Tarefas propostas:
**1)** Responda às perguntas a seguir com base no trecho sobre as aulas remotas:
(a) Qual é o principal desafio apontado pelas duas gestoras no processo de adaptação e planejamento das aulas remotas?
(b) Qual cargo Vanilde Petroski Mendes ocupa, e em qual escola?
(c) O que Erasma buscou fazer junto com a sua equipe?
**2)** Prossiga com o trecho sobre as aulas remotas a partir da última frase apresentada.

Trecho citado:
..............................

É justamente a utilização das ferramentas digitais o principal desafio apontado pelas duas gestoras neste processo de adaptação e planejamento das aulas remotas. Uma dificuldade vista nos professores, mas não tanto em relação aos alunos.
A nossa geração tem uma dificuldade com as redes sociais. Fazer vídeo, postar e depois ter que repostar… foi um sofrimento, porque não estávamos acostumados a trabalhar os recursos digitais. Mas fomos nos reinventando, ajudando uns aos outros, construindo juntos – e agora estamos ficando fera
Vanilde Petroski Mendes, diretora da escola Santo André, em Capivari de Baixo (SC).
Erasma diz que buscou, junto com a sua equipe, fazer vídeos tutoriais e orientar os educadores sobre o uso de recursos tecnológicos.

..............................

Dados para compreensão de documentos:
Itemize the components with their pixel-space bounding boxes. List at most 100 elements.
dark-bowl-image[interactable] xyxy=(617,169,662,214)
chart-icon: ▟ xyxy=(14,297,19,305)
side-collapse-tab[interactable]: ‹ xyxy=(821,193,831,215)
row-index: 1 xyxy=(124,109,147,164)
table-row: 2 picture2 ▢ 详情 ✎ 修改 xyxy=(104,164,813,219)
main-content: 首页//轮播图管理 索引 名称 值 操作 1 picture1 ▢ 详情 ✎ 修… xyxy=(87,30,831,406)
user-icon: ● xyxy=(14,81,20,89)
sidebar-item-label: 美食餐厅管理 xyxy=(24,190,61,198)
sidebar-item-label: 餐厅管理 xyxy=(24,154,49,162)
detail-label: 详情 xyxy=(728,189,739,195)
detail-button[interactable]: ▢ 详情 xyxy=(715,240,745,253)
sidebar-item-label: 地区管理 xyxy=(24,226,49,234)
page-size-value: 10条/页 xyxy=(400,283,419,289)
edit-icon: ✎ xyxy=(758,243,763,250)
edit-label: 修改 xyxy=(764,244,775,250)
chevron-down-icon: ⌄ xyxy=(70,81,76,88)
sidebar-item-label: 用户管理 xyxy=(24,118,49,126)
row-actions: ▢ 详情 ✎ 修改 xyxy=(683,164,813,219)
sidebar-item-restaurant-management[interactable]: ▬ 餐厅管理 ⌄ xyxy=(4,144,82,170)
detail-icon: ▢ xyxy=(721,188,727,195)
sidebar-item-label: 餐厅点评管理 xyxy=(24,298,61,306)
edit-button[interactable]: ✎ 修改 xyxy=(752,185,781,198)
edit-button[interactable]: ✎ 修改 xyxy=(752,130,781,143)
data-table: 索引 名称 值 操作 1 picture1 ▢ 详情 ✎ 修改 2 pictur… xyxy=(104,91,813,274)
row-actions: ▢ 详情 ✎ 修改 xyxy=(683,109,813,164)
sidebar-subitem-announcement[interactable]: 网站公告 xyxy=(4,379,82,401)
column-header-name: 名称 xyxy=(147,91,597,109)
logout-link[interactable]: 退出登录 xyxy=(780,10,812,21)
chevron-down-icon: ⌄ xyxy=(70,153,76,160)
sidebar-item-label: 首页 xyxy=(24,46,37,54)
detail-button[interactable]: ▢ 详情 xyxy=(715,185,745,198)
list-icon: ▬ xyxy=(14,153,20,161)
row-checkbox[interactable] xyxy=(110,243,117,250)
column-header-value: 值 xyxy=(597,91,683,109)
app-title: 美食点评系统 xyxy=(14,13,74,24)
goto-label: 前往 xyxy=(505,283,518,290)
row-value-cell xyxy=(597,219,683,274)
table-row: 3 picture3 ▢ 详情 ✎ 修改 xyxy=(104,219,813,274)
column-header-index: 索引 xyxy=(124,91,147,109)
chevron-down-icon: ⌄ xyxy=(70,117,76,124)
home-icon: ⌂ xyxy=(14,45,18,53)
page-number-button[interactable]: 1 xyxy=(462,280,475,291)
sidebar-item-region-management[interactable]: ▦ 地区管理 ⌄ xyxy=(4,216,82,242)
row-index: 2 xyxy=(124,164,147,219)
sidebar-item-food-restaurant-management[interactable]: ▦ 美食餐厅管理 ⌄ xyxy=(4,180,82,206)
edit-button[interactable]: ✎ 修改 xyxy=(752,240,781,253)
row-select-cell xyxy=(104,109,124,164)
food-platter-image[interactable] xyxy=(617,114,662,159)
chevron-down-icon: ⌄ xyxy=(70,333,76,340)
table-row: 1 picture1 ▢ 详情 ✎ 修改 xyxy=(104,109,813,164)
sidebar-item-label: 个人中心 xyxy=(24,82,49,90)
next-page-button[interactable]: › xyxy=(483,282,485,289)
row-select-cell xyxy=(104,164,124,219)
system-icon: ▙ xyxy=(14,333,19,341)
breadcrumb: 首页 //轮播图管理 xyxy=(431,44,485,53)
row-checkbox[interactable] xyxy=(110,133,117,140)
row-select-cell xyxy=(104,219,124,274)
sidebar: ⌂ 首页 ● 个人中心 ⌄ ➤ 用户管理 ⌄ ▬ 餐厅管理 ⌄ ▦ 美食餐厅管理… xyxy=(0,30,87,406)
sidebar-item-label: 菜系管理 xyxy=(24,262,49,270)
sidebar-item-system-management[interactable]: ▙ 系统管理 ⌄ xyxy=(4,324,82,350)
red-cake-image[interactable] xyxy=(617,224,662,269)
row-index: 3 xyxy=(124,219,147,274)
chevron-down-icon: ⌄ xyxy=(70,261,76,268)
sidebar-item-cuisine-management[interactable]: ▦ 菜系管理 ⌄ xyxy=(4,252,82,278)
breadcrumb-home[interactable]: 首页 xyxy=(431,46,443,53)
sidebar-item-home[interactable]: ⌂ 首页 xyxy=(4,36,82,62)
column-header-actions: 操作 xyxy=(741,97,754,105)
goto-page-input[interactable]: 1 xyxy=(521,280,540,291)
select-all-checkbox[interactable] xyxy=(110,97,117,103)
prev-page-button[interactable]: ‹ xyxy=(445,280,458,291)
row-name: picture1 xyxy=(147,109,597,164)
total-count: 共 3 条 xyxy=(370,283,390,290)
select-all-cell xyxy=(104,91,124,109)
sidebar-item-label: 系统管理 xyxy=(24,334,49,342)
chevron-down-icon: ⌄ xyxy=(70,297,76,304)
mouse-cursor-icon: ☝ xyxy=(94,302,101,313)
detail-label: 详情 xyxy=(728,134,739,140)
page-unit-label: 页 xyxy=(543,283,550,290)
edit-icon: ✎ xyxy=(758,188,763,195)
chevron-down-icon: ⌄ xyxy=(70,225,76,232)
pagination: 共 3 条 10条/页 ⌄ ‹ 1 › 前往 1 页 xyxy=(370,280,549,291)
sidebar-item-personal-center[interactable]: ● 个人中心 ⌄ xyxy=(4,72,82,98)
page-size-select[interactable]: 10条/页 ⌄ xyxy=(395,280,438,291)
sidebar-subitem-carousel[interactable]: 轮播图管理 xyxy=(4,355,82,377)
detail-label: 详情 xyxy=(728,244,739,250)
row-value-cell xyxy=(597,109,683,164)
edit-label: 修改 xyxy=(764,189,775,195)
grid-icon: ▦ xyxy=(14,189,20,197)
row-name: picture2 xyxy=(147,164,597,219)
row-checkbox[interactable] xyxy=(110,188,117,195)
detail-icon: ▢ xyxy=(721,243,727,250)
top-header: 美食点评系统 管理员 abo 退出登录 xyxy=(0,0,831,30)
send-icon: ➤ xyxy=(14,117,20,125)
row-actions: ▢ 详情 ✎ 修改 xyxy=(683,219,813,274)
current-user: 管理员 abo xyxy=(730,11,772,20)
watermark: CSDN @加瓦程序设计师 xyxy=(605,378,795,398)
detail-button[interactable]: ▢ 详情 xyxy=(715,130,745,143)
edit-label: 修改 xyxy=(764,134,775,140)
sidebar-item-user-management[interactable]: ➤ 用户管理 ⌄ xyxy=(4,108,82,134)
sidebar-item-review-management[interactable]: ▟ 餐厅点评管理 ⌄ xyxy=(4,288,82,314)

..............................

Respostas esperadas:
**1)**
(a) A utilização das ferramentas digitais.
(b) Ela é diretora da escola Santo André, em Capivari de Baixo (SC).
(c) Fazer vídeos tutoriais e orientar os educadores sobre o uso de recursos tecnológicos.

**2)**
Mesmo com o uso das plataformas digitais, o WhatsApp mantém-se como uma das principais formas de comunicação – o que também se vê na enquete on-line, já que o aplicativo é a principal ferramenta utilizada no ensino remoto, seguida do material impresso e das plataformas digitais.
Mas não é o único: as redes têm se esforçado para manter o vínculo e a comunicação com os pais por outros meios, como bilhetes, em casos em que os pais não possuem acesso ou familiaridade com a Internet ou o celular.
Esse contato constante permite que se crie uma rede de suporte entre os diferentes atores da comunidade escolar, que ajuda principalmente aqueles familiares que não têm muito costume de acompanhar de perto a vida escolar das crianças – seja por que não sabem como ou não têm condições de fazê-lo.
“As famílias da minha comunidade também são de cobrar e exigir bastante, então sabíamos que precisávamos mostrar trabalho, nos unir e não parar as atividades. Começamos a cultivar o vínculo dos professores, familiares e alunos, focando na necessidade desse trabalho coletivo, já que os pais não são professores, mas têm que fazer o seu papel de acompanhar mais de perto a vida escolar dos filhos”, explica Erasma.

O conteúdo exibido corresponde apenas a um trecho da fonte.